# [PROBLEM DETAILS]
Filter this material down to the lines that hold "extremo", copying each one.

[Extracted data entries]
════
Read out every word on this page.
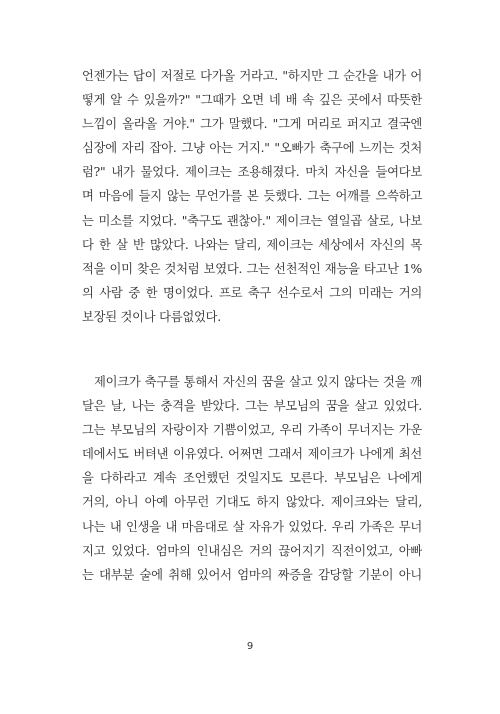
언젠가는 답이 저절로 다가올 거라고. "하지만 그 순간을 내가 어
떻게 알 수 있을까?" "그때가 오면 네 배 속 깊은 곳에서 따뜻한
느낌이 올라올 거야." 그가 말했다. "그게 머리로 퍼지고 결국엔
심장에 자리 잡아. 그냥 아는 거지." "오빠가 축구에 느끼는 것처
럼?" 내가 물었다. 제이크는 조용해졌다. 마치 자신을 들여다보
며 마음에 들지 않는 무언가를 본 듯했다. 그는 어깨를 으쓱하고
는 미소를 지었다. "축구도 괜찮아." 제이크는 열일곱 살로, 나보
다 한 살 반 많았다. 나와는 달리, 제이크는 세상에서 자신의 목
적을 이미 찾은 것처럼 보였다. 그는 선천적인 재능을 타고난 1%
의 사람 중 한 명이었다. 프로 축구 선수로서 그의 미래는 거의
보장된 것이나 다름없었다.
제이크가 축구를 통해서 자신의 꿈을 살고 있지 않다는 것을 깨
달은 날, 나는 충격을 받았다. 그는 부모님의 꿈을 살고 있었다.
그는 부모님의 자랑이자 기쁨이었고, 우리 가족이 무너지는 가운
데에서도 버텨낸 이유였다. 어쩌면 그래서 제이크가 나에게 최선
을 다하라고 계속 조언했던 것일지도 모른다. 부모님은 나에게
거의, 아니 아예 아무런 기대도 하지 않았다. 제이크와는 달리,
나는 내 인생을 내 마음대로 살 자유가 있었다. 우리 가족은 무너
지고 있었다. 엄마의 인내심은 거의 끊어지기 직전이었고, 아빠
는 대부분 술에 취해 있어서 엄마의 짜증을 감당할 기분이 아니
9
════
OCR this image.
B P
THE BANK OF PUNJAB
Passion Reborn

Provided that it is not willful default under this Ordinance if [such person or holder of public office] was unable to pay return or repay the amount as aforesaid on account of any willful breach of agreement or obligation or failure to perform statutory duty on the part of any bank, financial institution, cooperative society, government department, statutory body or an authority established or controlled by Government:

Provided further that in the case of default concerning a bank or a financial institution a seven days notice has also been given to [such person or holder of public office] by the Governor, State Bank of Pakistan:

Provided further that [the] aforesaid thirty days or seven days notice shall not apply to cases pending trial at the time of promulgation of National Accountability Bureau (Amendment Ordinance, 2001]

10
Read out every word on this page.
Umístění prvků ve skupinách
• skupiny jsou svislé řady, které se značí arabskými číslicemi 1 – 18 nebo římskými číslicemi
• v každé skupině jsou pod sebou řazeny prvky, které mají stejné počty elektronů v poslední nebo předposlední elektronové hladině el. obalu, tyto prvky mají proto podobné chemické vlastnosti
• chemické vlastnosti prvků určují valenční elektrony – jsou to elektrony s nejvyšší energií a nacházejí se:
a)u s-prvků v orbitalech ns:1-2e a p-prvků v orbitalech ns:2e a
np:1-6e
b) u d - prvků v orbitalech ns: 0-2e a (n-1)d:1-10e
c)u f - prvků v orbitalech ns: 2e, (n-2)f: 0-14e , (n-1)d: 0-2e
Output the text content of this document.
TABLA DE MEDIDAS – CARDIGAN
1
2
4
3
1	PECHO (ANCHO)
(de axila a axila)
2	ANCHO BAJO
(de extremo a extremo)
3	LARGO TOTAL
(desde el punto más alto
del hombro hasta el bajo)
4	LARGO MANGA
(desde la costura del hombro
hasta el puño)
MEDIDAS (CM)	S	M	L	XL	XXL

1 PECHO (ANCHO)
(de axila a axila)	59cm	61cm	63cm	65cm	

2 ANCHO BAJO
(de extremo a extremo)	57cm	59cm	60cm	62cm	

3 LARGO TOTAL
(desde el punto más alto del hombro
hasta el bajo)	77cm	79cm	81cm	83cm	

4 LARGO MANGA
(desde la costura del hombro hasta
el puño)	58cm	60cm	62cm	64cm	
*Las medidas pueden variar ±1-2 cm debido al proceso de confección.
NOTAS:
════
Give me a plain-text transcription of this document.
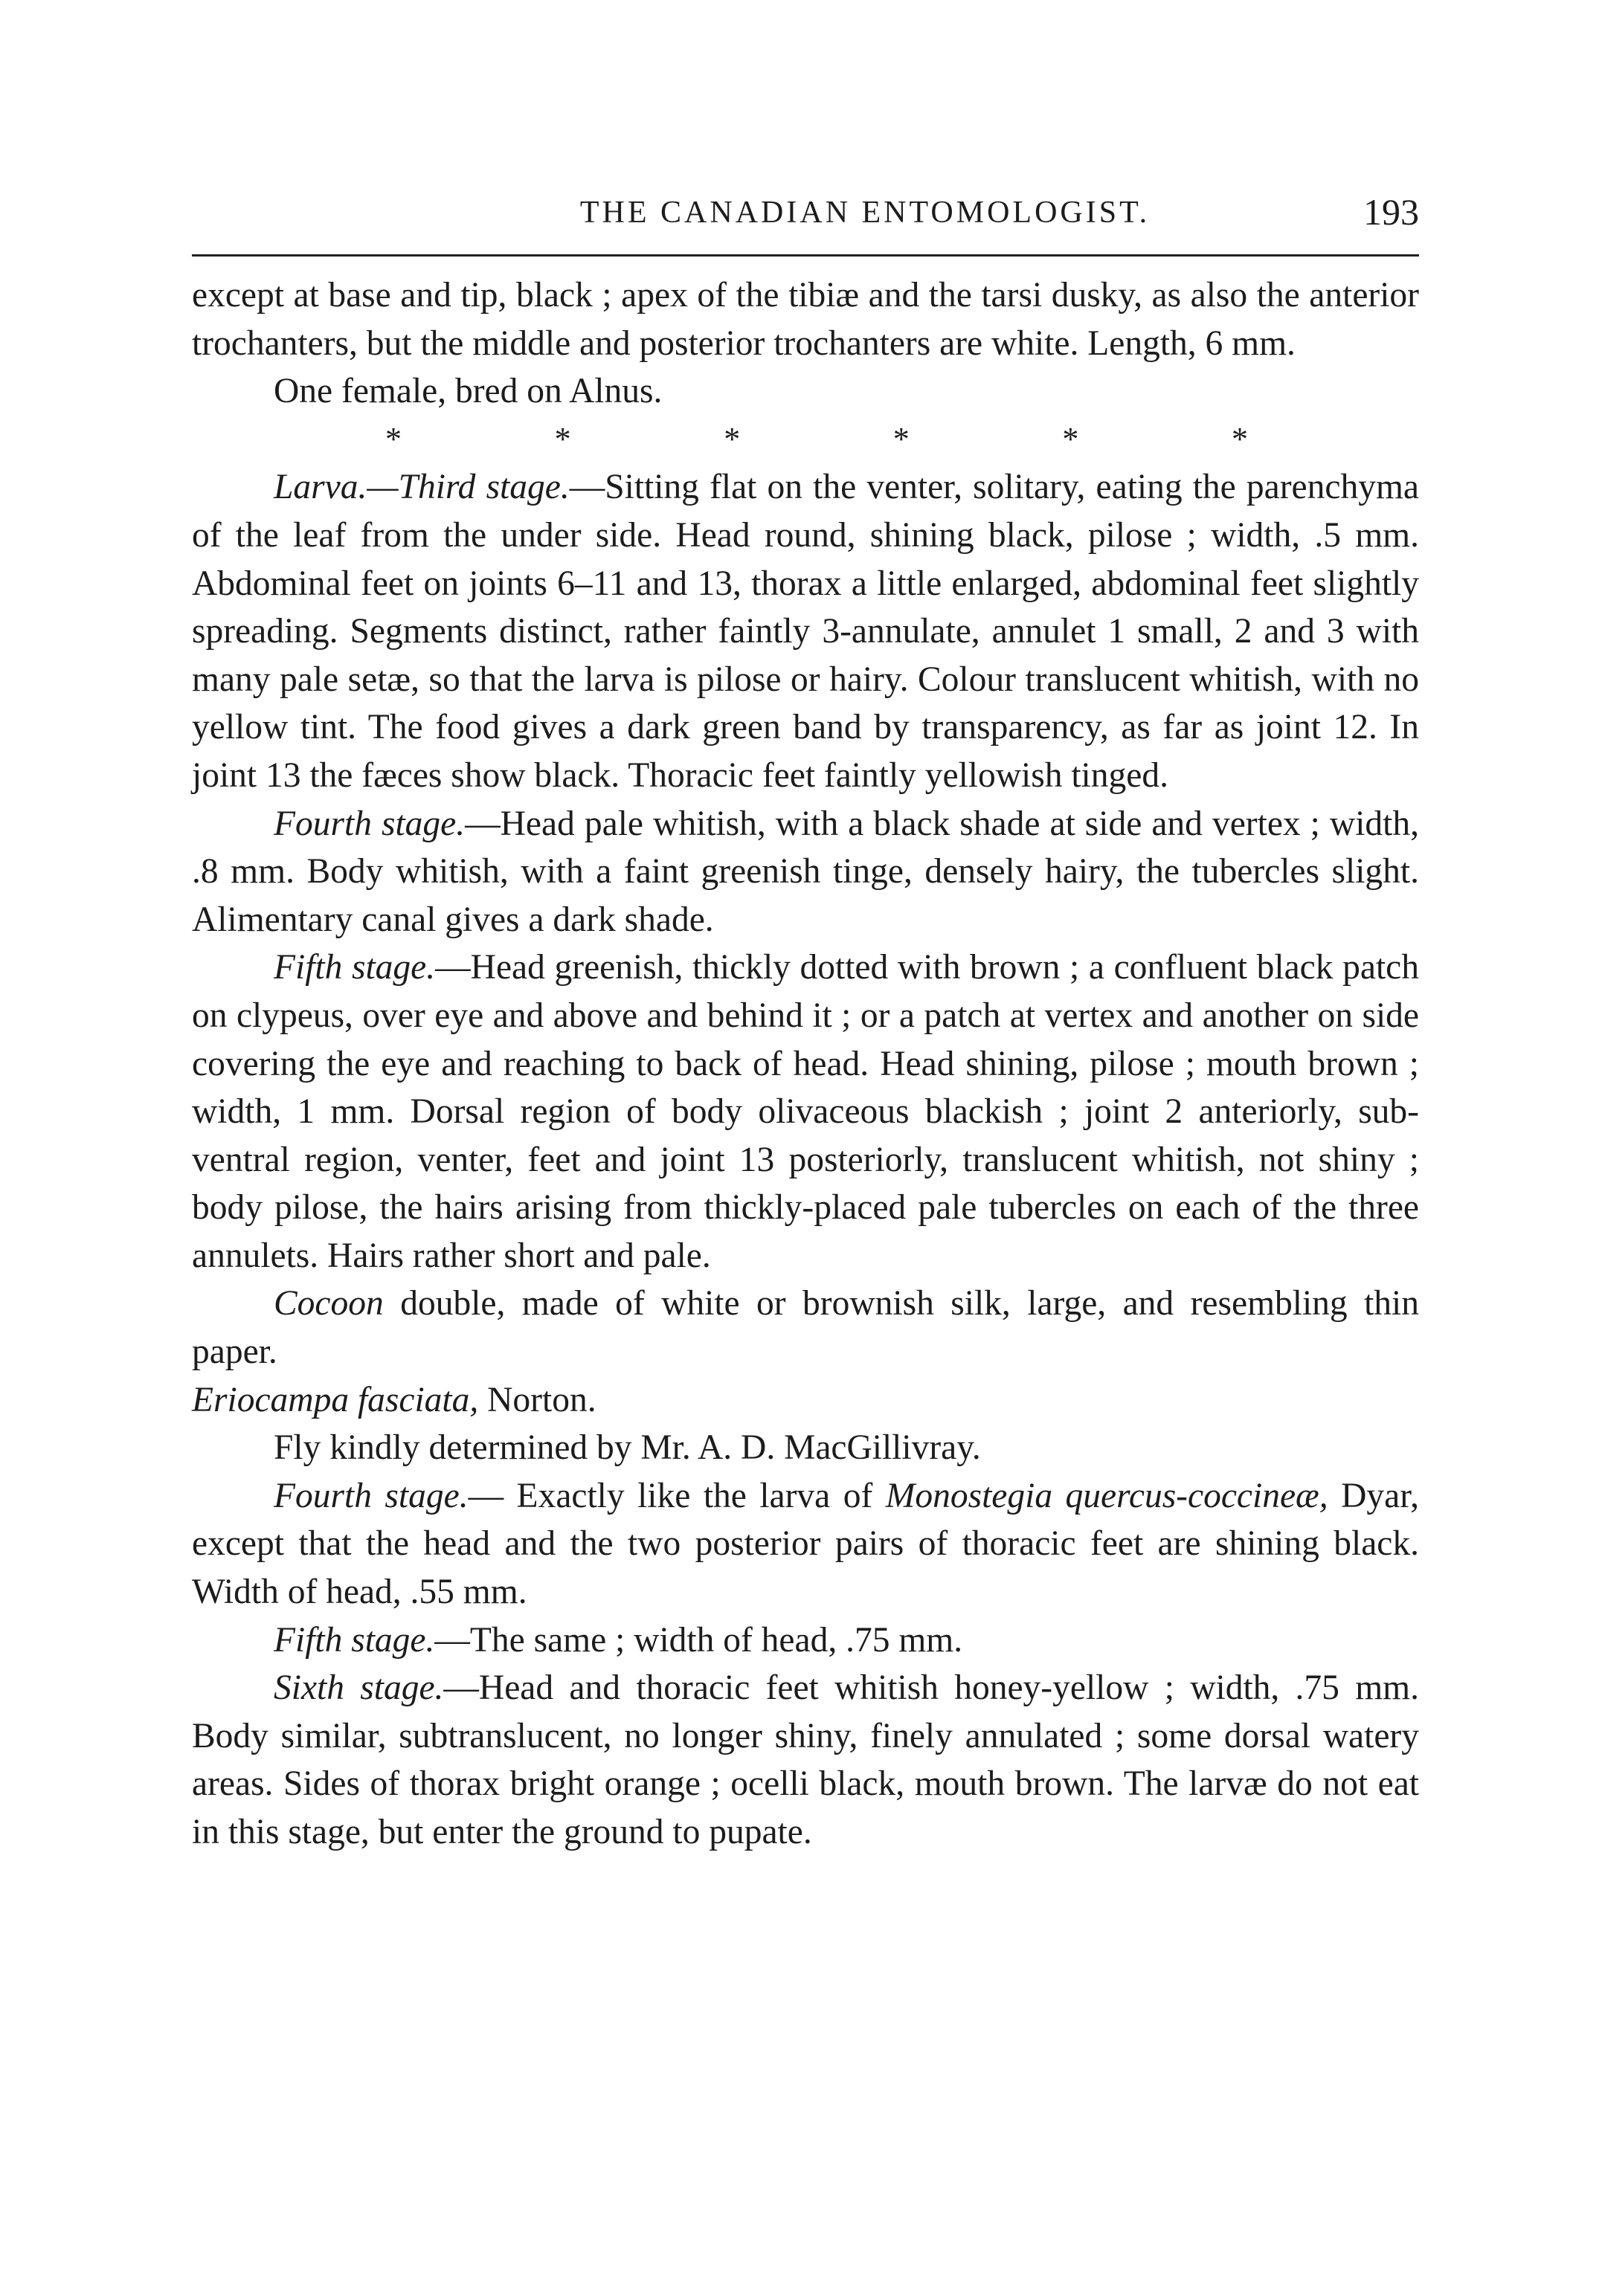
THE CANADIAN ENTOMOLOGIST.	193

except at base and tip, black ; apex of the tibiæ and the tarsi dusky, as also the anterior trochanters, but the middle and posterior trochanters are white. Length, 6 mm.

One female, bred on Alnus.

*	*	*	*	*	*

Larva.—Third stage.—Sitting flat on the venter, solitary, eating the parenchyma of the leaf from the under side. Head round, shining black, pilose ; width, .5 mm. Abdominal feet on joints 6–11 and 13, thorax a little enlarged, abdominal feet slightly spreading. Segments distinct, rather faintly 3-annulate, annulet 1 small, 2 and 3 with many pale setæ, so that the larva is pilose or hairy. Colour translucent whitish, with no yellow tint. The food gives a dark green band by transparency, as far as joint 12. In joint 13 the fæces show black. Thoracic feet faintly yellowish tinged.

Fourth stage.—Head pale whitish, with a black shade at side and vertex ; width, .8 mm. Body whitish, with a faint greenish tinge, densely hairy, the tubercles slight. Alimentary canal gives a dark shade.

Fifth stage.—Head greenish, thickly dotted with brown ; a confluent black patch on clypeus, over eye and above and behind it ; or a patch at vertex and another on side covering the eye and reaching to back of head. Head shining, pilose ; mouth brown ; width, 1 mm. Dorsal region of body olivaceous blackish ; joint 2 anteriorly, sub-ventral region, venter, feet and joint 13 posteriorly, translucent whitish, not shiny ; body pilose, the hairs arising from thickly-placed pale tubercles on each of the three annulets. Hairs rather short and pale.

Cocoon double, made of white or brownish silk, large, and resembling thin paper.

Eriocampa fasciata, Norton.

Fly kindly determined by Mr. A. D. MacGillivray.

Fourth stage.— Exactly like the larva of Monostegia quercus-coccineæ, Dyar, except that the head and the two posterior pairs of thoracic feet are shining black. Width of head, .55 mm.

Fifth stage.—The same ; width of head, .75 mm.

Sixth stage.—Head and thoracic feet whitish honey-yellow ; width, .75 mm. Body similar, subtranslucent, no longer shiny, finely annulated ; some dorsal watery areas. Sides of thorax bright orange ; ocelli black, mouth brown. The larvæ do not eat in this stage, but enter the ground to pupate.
════
# [THE SOLUTION]
(de extremo a extremo)
(de extremo a extremo)	57cm	59cm	60cm	62cm	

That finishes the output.